[Dataset records]
************

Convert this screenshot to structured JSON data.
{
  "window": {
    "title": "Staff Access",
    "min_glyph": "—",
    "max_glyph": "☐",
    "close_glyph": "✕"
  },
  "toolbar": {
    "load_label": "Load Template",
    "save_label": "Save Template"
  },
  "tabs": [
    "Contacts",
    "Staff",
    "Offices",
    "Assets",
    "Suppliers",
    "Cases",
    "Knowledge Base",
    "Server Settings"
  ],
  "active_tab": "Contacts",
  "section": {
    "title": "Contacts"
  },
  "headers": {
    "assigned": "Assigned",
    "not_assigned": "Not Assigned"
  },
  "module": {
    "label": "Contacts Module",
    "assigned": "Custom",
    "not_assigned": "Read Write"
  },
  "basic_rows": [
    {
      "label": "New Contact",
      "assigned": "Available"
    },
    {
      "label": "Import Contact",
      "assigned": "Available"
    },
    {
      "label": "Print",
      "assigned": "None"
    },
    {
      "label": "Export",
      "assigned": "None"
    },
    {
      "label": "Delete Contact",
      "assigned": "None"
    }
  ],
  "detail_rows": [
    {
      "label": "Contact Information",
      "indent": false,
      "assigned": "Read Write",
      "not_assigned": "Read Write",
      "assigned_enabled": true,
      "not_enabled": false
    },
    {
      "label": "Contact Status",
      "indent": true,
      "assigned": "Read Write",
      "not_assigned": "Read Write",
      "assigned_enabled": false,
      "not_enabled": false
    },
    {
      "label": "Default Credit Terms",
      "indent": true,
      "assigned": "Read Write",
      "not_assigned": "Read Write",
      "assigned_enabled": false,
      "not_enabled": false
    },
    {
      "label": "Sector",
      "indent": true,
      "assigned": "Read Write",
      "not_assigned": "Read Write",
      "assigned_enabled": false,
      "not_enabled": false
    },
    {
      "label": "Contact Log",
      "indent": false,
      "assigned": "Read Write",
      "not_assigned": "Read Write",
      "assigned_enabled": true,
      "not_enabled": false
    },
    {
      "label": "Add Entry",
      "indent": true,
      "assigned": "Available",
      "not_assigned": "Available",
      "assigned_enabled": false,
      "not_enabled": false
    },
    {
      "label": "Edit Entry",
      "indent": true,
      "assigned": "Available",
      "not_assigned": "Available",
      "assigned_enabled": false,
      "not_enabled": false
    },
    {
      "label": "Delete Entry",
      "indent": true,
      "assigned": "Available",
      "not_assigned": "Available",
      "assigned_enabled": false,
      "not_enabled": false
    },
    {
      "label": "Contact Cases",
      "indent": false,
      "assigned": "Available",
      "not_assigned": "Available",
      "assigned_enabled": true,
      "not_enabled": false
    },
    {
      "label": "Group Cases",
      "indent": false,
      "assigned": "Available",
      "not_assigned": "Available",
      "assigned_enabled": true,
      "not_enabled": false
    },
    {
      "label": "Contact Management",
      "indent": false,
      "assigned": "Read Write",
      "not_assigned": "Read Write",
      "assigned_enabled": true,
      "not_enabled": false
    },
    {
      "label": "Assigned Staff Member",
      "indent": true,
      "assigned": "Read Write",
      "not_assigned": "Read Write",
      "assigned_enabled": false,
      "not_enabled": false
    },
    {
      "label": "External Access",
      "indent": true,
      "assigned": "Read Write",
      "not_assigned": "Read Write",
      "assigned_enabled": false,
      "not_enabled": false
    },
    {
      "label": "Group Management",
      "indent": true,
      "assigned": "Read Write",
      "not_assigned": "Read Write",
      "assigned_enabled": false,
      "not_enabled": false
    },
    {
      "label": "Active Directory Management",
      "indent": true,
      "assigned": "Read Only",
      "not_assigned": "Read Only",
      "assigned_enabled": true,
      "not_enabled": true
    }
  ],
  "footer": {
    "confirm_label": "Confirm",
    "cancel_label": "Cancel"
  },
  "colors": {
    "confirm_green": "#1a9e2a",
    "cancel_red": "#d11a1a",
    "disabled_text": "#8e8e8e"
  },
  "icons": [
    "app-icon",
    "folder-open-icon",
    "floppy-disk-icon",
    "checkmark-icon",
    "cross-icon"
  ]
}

************

* WHAT NEEDS TO BE DONE
From the first line to the last, please quote the material above exactly.

* TASK RESPONSE
Convert this screenshot to structured JSON data.
{
  "window": {
    "title": "Staff Access",
    "min_glyph": "—",
    "max_glyph": "☐",
    "close_glyph": "✕"
  },
  "toolbar": {
    "load_label": "Load Template",
    "save_label": "Save Template"
  },
  "tabs": [
    "Contacts",
    "Staff",
    "Offices",
    "Assets",
    "Suppliers",
    "Cases",
    "Knowledge Base",
    "Server Settings"
  ],
  "active_tab": "Contacts",
  "section": {
    "title": "Contacts"
  },
  "headers": {
    "assigned": "Assigned",
    "not_assigned": "Not Assigned"
  },
  "module": {
    "label": "Contacts Module",
    "assigned": "Custom",
    "not_assigned": "Read Write"
  },
  "basic_rows": [
    {
      "label": "New Contact",
      "assigned": "Available"
    },
    {
      "label": "Import Contact",
      "assigned": "Available"
    },
    {
      "label": "Print",
      "assigned": "None"
    },
    {
      "label": "Export",
      "assigned": "None"
    },
    {
      "label": "Delete Contact",
      "assigned": "None"
    }
  ],
  "detail_rows": [
    {
      "label": "Contact Information",
      "indent": false,
      "assigned": "Read Write",
      "not_assigned": "Read Write",
      "assigned_enabled": true,
      "not_enabled": false
    },
    {
      "label": "Contact Status",
      "indent": true,
      "assigned": "Read Write",
      "not_assigned": "Read Write",
      "assigned_enabled": false,
      "not_enabled": false
    },
    {
      "label": "Default Credit Terms",
      "indent": true,
      "assigned": "Read Write",
      "not_assigned": "Read Write",
      "assigned_enabled": false,
      "not_enabled": false
    },
    {
      "label": "Sector",
      "indent": true,
      "assigned": "Read Write",
      "not_assigned": "Read Write",
      "assigned_enabled": false,
      "not_enabled": false
    },
    {
      "label": "Contact Log",
      "indent": false,
      "assigned": "Read Write",
      "not_assigned": "Read Write",
      "assigned_enabled": true,
      "not_enabled": false
    },
    {
      "label": "Add Entry",
      "indent": true,
      "assigned": "Available",
      "not_assigned": "Available",
      "assigned_enabled": false,
      "not_enabled": false
    },
    {
      "label": "Edit Entry",
      "indent": true,
      "assigned": "Available",
      "not_assigned": "Available",
      "assigned_enabled": false,
      "not_enabled": false
    },
    {
      "label": "Delete Entry",
      "indent": true,
      "assigned": "Available",
      "not_assigned": "Available",
      "assigned_enabled": false,
      "not_enabled": false
    },
    {
      "label": "Contact Cases",
      "indent": false,
      "assigned": "Available",
      "not_assigned": "Available",
      "assigned_enabled": true,
      "not_enabled": false
    },
    {
      "label": "Group Cases",
      "indent": false,
      "assigned": "Available",
      "not_assigned": "Available",
      "assigned_enabled": true,
      "not_enabled": false
    },
    {
      "label": "Contact Management",
      "indent": false,
      "assigned": "Read Write",
      "not_assigned": "Read Write",
      "assigned_enabled": true,
      "not_enabled": false
    },
    {
      "label": "Assigned Staff Member",
      "indent": true,
      "assigned": "Read Write",
      "not_assigned": "Read Write",
      "assigned_enabled": false,
      "not_enabled": false
    },
    {
      "label": "External Access",
      "indent": true,
      "assigned": "Read Write",
      "not_assigned": "Read Write",
      "assigned_enabled": false,
      "not_enabled": false
    },
    {
      "label": "Group Management",
      "indent": true,
      "assigned": "Read Write",
      "not_assigned": "Read Write",
      "assigned_enabled": false,
      "not_enabled": false
    },
    {
      "label": "Active Directory Management",
      "indent": true,
      "assigned": "Read Only",
      "not_assigned": "Read Only",
      "assigned_enabled": true,
      "not_enabled": true
    }
  ],
  "footer": {
    "confirm_label": "Confirm",
    "cancel_label": "Cancel"
  },
  "colors": {
    "confirm_green": "#1a9e2a",
    "cancel_red": "#d11a1a",
    "disabled_text": "#8e8e8e"
  },
  "icons": [
    "app-icon",
    "folder-open-icon",
    "floppy-disk-icon",
    "checkmark-icon",
    "cross-icon"
  ]
}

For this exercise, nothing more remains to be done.